PROBLEM TO SOLVE:
Only lines holding the string "JSON" are wanted; copy each one from the material.

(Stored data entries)
<<<<

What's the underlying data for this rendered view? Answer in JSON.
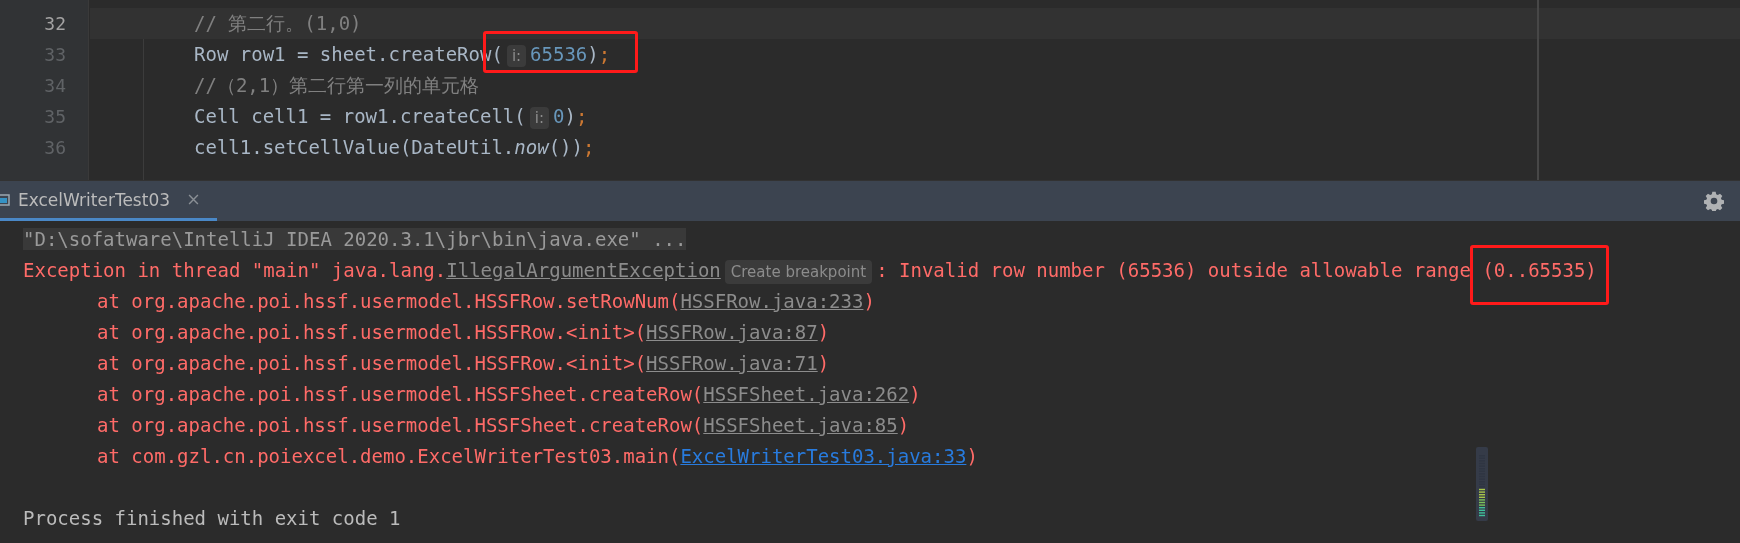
{
  "editor": {
    "lines": [
      {
        "number": "32",
        "current": true,
        "segments": [
          {
            "text": "// 第二行。(1,0)",
            "kind": "comment"
          }
        ]
      },
      {
        "number": "33",
        "current": false,
        "segments": [
          {
            "text": "Row row1 = sheet.createRow",
            "kind": "code"
          },
          {
            "text": "(",
            "kind": "code",
            "highlighted": true
          },
          {
            "text": "i:",
            "kind": "hint",
            "highlighted": true
          },
          {
            "text": "65536",
            "kind": "number",
            "highlighted": true
          },
          {
            "text": ")",
            "kind": "code",
            "highlighted": true
          },
          {
            "text": ";",
            "kind": "punct",
            "highlighted": true
          }
        ]
      },
      {
        "number": "34",
        "current": false,
        "segments": [
          {
            "text": "//（2,1）第二行第一列的单元格",
            "kind": "comment"
          }
        ]
      },
      {
        "number": "35",
        "current": false,
        "segments": [
          {
            "text": "Cell cell1 = row1.createCell(",
            "kind": "code"
          },
          {
            "text": "i:",
            "kind": "hint"
          },
          {
            "text": "0",
            "kind": "number"
          },
          {
            "text": ")",
            "kind": "code"
          },
          {
            "text": ";",
            "kind": "punct"
          }
        ]
      },
      {
        "number": "36",
        "current": false,
        "segments": [
          {
            "text": "cell1.setCellValue(DateUtil.",
            "kind": "code"
          },
          {
            "text": "now",
            "kind": "italic"
          },
          {
            "text": "())",
            "kind": "code"
          },
          {
            "text": ";",
            "kind": "punct"
          }
        ]
      }
    ]
  },
  "run_panel": {
    "tabs": [
      {
        "label": "ExcelWriterTest03",
        "selected": true,
        "closable": true
      }
    ],
    "console": [
      {
        "indented": false,
        "segments": [
          {
            "text": "\"D:\\sofatware\\IntelliJ IDEA 2020.3.1\\jbr\\bin\\java.exe\" ...",
            "kind": "command"
          }
        ]
      },
      {
        "indented": false,
        "segments": [
          {
            "text": "Exception in thread \"main\" java.lang.",
            "kind": "error"
          },
          {
            "text": "IllegalArgumentException",
            "kind": "link"
          },
          {
            "text": "Create breakpoint",
            "kind": "inlay"
          },
          {
            "text": ": Invalid row number (65536) outside allowable range ",
            "kind": "error"
          },
          {
            "text": "(0..65535)",
            "kind": "error",
            "highlighted": true
          }
        ]
      },
      {
        "indented": true,
        "segments": [
          {
            "text": "at org.apache.poi.hssf.usermodel.HSSFRow.setRowNum(",
            "kind": "error"
          },
          {
            "text": "HSSFRow.java:233",
            "kind": "link"
          },
          {
            "text": ")",
            "kind": "error"
          }
        ]
      },
      {
        "indented": true,
        "segments": [
          {
            "text": "at org.apache.poi.hssf.usermodel.HSSFRow.<init>(",
            "kind": "error"
          },
          {
            "text": "HSSFRow.java:87",
            "kind": "link"
          },
          {
            "text": ")",
            "kind": "error"
          }
        ]
      },
      {
        "indented": true,
        "segments": [
          {
            "text": "at org.apache.poi.hssf.usermodel.HSSFRow.<init>(",
            "kind": "error"
          },
          {
            "text": "HSSFRow.java:71",
            "kind": "link"
          },
          {
            "text": ")",
            "kind": "error"
          }
        ]
      },
      {
        "indented": true,
        "segments": [
          {
            "text": "at org.apache.poi.hssf.usermodel.HSSFSheet.createRow(",
            "kind": "error"
          },
          {
            "text": "HSSFSheet.java:262",
            "kind": "link"
          },
          {
            "text": ")",
            "kind": "error"
          }
        ]
      },
      {
        "indented": true,
        "segments": [
          {
            "text": "at org.apache.poi.hssf.usermodel.HSSFSheet.createRow(",
            "kind": "error"
          },
          {
            "text": "HSSFSheet.java:85",
            "kind": "link"
          },
          {
            "text": ")",
            "kind": "error"
          }
        ]
      },
      {
        "indented": true,
        "segments": [
          {
            "text": "at com.gzl.cn.poiexcel.demo.ExcelWriterTest03.main(",
            "kind": "error"
          },
          {
            "text": "ExcelWriterTest03.java:33",
            "kind": "project_link"
          },
          {
            "text": ")",
            "kind": "error"
          }
        ]
      },
      {
        "indented": false,
        "kind": "exit",
        "segments": [
          {
            "text": "Process finished with exit code 1",
            "kind": "plain"
          }
        ]
      }
    ]
  }
}
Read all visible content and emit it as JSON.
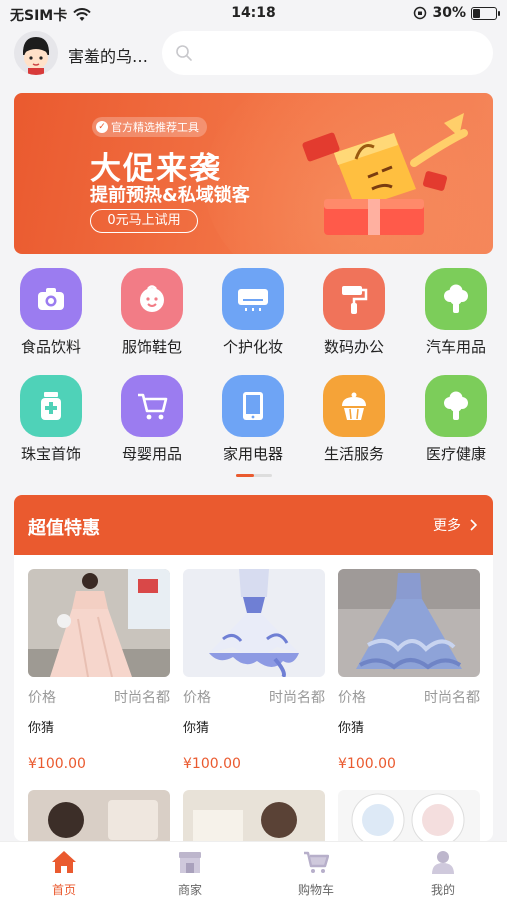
{
  "status": {
    "carrier": "无SIM卡",
    "time": "14:18",
    "battery": "30%",
    "battery_level": 0.3
  },
  "header": {
    "username": "害羞的乌…",
    "search_icon": "search-icon"
  },
  "banner": {
    "badge": "官方精选推荐工具",
    "title": "大促来袭",
    "subtitle": "提前预热&私域锁客",
    "button": "0元马上试用"
  },
  "categories": [
    {
      "label": "食品饮料",
      "icon": "camera-icon",
      "color": "#9b7cf0"
    },
    {
      "label": "服饰鞋包",
      "icon": "baby-face-icon",
      "color": "#f27c86"
    },
    {
      "label": "个护化妆",
      "icon": "air-conditioner-icon",
      "color": "#6ea4f5"
    },
    {
      "label": "数码办公",
      "icon": "paint-roller-icon",
      "color": "#f0735a"
    },
    {
      "label": "汽车用品",
      "icon": "broccoli-icon",
      "color": "#7ccd5a"
    },
    {
      "label": "珠宝首饰",
      "icon": "medicine-bottle-icon",
      "color": "#4fd2b8"
    },
    {
      "label": "母婴用品",
      "icon": "shopping-cart-icon",
      "color": "#9b7cf0"
    },
    {
      "label": "家用电器",
      "icon": "tablet-icon",
      "color": "#6ea4f5"
    },
    {
      "label": "生活服务",
      "icon": "cupcake-icon",
      "color": "#f5a338"
    },
    {
      "label": "医疗健康",
      "icon": "broccoli-icon",
      "color": "#7ccd5a"
    }
  ],
  "deals": {
    "title": "超值特惠",
    "more": "更多",
    "products": [
      {
        "price_label": "价格",
        "tag": "时尚名都",
        "name": "你猜",
        "price": "¥100.00"
      },
      {
        "price_label": "价格",
        "tag": "时尚名都",
        "name": "你猜",
        "price": "¥100.00"
      },
      {
        "price_label": "价格",
        "tag": "时尚名都",
        "name": "你猜",
        "price": "¥100.00"
      }
    ]
  },
  "tabs": [
    {
      "label": "首页",
      "icon": "home-icon",
      "active": true
    },
    {
      "label": "商家",
      "icon": "store-icon",
      "active": false
    },
    {
      "label": "购物车",
      "icon": "cart-icon",
      "active": false
    },
    {
      "label": "我的",
      "icon": "user-icon",
      "active": false
    }
  ],
  "colors": {
    "accent": "#ea5a2f",
    "background": "#f4f4f6"
  }
}
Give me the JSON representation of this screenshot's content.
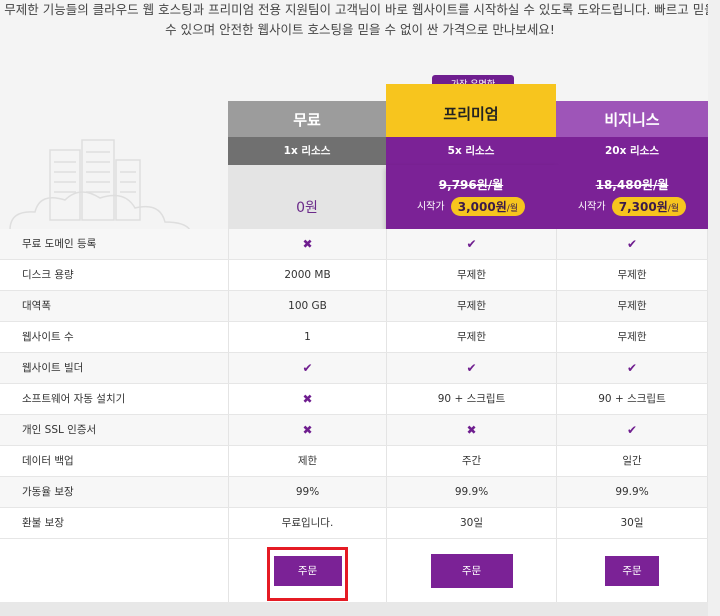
{
  "intro": {
    "line1": "무제한 기능들의 클라우드 웹 호스팅과 프리미엄 전용 지원팀이 고객님이 바로 웹사이트를 시작하실 수 있도록 도와드립니다. 빠르고 믿을",
    "line2": "수 있으며 안전한 웹사이트 호스팅을 믿을 수 없이 싼 가격으로 만나보세요!"
  },
  "badge": "가장 유명한",
  "plans": {
    "free": {
      "name": "무료",
      "resources": "1x 리소스",
      "price": "0원",
      "order": "주문"
    },
    "premium": {
      "name": "프리미엄",
      "resources": "5x 리소스",
      "original": "9,796원/월",
      "start_label": "시작가",
      "price": "3,000원",
      "per": "/월",
      "order": "주문"
    },
    "business": {
      "name": "비지니스",
      "resources": "20x 리소스",
      "original": "18,480원/월",
      "start_label": "시작가",
      "price": "7,300원",
      "per": "/월",
      "order": "주문"
    }
  },
  "features": [
    {
      "label": "무료 도메인 등록",
      "free": "✖",
      "premium": "✔",
      "business": "✔"
    },
    {
      "label": "디스크 용량",
      "free": "2000 MB",
      "premium": "무제한",
      "business": "무제한"
    },
    {
      "label": "대역폭",
      "free": "100 GB",
      "premium": "무제한",
      "business": "무제한"
    },
    {
      "label": "웹사이트 수",
      "free": "1",
      "premium": "무제한",
      "business": "무제한"
    },
    {
      "label": "웹사이트 빌더",
      "free": "✔",
      "premium": "✔",
      "business": "✔"
    },
    {
      "label": "소프트웨어 자동 설치기",
      "free": "✖",
      "premium": "90 + 스크립트",
      "business": "90 + 스크립트"
    },
    {
      "label": "개인 SSL 인증서",
      "free": "✖",
      "premium": "✖",
      "business": "✔"
    },
    {
      "label": "데이터 백업",
      "free": "제한",
      "premium": "주간",
      "business": "일간"
    },
    {
      "label": "가동율 보장",
      "free": "99%",
      "premium": "99.9%",
      "business": "99.9%"
    },
    {
      "label": "환불 보장",
      "free": "무료입니다.",
      "premium": "30일",
      "business": "30일"
    }
  ],
  "colors": {
    "accent": "#7b2296",
    "premium_header": "#f7c51e",
    "highlight": "#e51b24"
  }
}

>>>>

WRITTEN SOLUTION:
What's the underlying data for this rendered view? Answer in JSON.
Read all visible content and emit it as JSON.
Give me the JSON representation of this screenshot's content.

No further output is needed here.